Exercise prompt: Filter the records below down to lines containing "screenshot".

Items:
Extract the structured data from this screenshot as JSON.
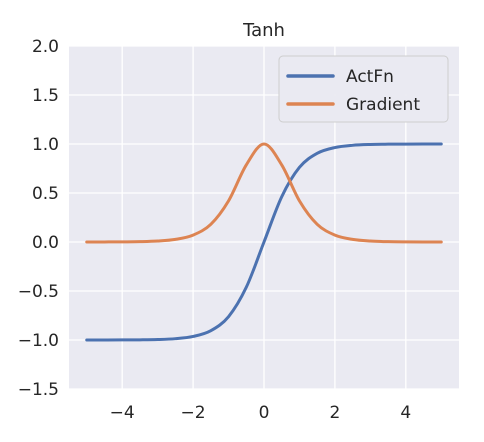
{
  "chart_data": {
    "type": "line",
    "title": "Tanh",
    "xlabel": "",
    "ylabel": "",
    "xlim": [
      -5.5,
      5.5
    ],
    "ylim": [
      -1.5,
      2.0
    ],
    "xticks": [
      -4,
      -2,
      0,
      2,
      4
    ],
    "xtick_labels": [
      "−4",
      "−2",
      "0",
      "2",
      "4"
    ],
    "yticks": [
      -1.5,
      -1.0,
      -0.5,
      0.0,
      0.5,
      1.0,
      1.5,
      2.0
    ],
    "ytick_labels": [
      "−1.5",
      "−1.0",
      "−0.5",
      "0.0",
      "0.5",
      "1.0",
      "1.5",
      "2.0"
    ],
    "grid": true,
    "legend_position": "top-right",
    "x": [
      -5,
      -4.5,
      -4,
      -3.5,
      -3,
      -2.5,
      -2,
      -1.5,
      -1,
      -0.5,
      0,
      0.5,
      1,
      1.5,
      2,
      2.5,
      3,
      3.5,
      4,
      4.5,
      5
    ],
    "series": [
      {
        "name": "ActFn",
        "color": "#4c72b0",
        "values": [
          -0.9999,
          -0.9998,
          -0.9993,
          -0.9982,
          -0.9951,
          -0.9866,
          -0.964,
          -0.9051,
          -0.7616,
          -0.4621,
          0.0,
          0.4621,
          0.7616,
          0.9051,
          0.964,
          0.9866,
          0.9951,
          0.9982,
          0.9993,
          0.9998,
          0.9999
        ]
      },
      {
        "name": "Gradient",
        "color": "#dd8452",
        "values": [
          0.0002,
          0.0005,
          0.0013,
          0.0036,
          0.0099,
          0.0266,
          0.0707,
          0.1808,
          0.42,
          0.7864,
          1.0,
          0.7864,
          0.42,
          0.1808,
          0.0707,
          0.0266,
          0.0099,
          0.0036,
          0.0013,
          0.0005,
          0.0002
        ]
      }
    ]
  }
}
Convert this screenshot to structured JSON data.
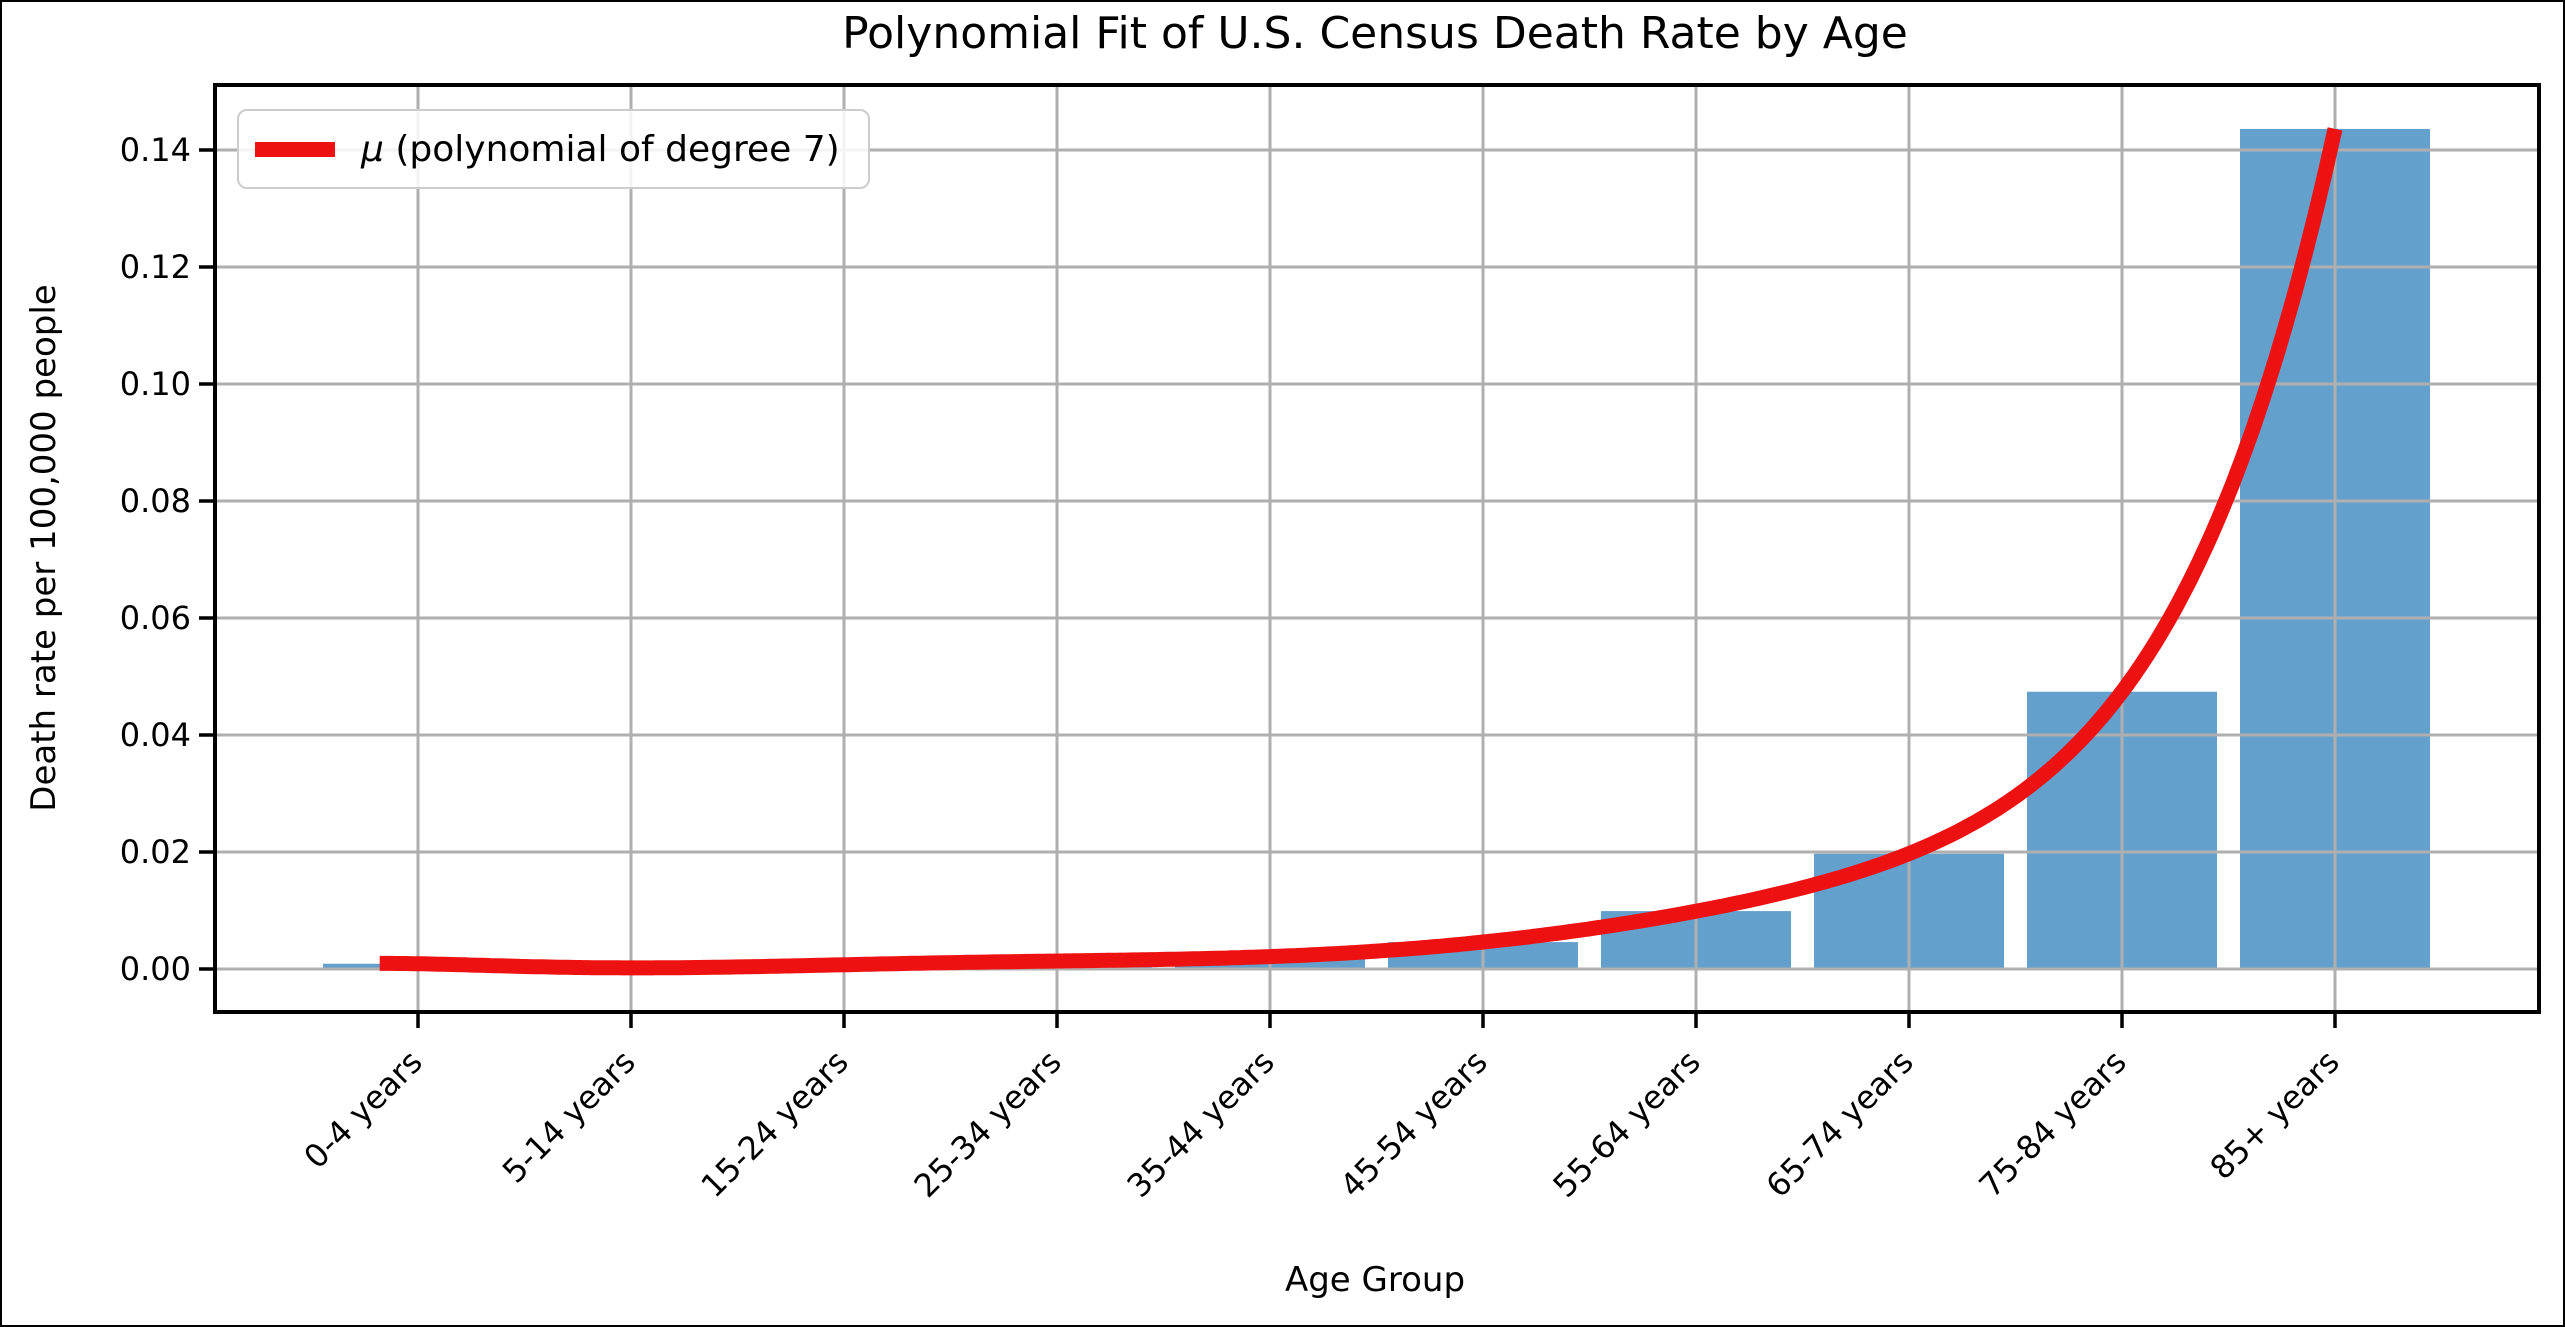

Task solution:
Extract the structured data from this screenshot as JSON.
Convert this screenshot to structured JSON data.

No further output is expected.